#### DATASET ####

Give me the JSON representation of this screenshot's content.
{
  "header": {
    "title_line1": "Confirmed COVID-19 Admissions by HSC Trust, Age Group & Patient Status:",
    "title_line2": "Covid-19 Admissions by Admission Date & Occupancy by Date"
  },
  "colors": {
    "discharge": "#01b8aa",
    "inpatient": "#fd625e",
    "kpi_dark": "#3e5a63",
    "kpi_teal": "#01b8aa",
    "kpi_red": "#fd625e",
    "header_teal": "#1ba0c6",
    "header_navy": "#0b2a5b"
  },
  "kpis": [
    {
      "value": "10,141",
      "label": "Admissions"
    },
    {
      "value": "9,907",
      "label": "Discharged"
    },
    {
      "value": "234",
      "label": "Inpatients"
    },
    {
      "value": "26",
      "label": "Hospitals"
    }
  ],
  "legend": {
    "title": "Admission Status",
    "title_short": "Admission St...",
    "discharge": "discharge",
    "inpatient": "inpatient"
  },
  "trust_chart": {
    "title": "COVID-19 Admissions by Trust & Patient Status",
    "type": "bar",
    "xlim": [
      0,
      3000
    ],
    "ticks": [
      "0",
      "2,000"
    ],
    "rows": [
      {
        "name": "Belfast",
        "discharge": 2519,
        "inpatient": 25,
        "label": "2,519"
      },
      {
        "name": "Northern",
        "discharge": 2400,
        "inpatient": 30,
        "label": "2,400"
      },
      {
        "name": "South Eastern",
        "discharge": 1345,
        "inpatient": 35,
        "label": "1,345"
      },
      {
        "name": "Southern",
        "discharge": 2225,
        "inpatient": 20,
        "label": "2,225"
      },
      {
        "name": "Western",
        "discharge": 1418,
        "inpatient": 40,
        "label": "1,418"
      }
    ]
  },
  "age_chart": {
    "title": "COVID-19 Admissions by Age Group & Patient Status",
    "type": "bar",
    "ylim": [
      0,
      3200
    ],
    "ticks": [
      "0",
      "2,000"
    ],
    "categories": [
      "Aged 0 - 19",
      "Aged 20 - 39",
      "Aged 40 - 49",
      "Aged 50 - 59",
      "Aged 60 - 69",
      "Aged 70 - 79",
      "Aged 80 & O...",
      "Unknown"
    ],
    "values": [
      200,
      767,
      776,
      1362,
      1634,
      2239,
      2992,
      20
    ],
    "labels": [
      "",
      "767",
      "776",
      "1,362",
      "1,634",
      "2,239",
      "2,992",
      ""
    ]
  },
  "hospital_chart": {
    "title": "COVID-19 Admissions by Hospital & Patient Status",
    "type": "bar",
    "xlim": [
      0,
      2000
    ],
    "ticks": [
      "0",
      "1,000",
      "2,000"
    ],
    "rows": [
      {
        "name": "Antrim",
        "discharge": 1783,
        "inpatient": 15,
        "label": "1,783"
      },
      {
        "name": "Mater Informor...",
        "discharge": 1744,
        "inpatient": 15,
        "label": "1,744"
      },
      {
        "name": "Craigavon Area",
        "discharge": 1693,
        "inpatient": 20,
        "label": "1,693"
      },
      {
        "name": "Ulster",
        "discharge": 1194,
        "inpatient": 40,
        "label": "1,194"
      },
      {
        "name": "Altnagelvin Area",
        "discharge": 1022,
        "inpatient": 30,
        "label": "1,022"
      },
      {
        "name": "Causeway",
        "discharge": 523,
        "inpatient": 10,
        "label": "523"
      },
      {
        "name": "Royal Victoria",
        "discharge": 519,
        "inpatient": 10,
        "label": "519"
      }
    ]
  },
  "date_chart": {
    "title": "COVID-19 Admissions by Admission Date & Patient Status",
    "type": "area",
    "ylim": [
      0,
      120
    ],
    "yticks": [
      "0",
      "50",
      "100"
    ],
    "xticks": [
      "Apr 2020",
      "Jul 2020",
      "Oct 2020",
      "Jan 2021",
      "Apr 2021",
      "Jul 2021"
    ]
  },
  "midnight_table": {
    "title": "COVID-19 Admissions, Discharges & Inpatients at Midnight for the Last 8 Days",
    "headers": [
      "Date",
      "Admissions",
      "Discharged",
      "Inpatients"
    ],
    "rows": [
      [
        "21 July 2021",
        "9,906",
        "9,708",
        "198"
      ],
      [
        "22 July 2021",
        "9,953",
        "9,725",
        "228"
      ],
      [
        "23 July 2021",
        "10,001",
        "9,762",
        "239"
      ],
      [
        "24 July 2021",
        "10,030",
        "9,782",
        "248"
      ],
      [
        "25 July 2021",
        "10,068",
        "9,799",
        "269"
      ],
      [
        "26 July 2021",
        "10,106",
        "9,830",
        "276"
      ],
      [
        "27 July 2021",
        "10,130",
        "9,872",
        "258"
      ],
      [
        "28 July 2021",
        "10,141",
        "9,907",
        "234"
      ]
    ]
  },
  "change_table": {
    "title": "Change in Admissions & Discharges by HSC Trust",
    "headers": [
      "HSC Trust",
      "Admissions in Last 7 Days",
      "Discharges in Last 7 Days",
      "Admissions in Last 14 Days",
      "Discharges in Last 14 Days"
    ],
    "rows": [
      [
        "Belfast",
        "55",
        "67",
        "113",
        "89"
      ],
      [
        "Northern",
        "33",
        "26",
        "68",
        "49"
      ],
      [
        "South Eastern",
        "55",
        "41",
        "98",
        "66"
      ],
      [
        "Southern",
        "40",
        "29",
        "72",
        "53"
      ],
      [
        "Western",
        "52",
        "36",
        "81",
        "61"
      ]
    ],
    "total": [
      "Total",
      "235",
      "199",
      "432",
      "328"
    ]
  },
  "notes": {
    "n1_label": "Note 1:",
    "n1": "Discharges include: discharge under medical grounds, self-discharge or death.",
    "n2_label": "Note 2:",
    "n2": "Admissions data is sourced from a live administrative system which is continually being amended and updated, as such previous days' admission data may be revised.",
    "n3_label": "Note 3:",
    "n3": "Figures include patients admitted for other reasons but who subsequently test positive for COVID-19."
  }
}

####

### WHAT IS REQUIRED
Go over the listing above and copy out each line that includes "Last".

### RESULT OF THIS EXERCISE
    "title": "COVID-19 Admissions, Discharges & Inpatients at Midnight for the Last 8 Days",
      "Admissions in Last 7 Days",
      "Discharges in Last 7 Days",
      "Admissions in Last 14 Days",
      "Discharges in Last 14 Days"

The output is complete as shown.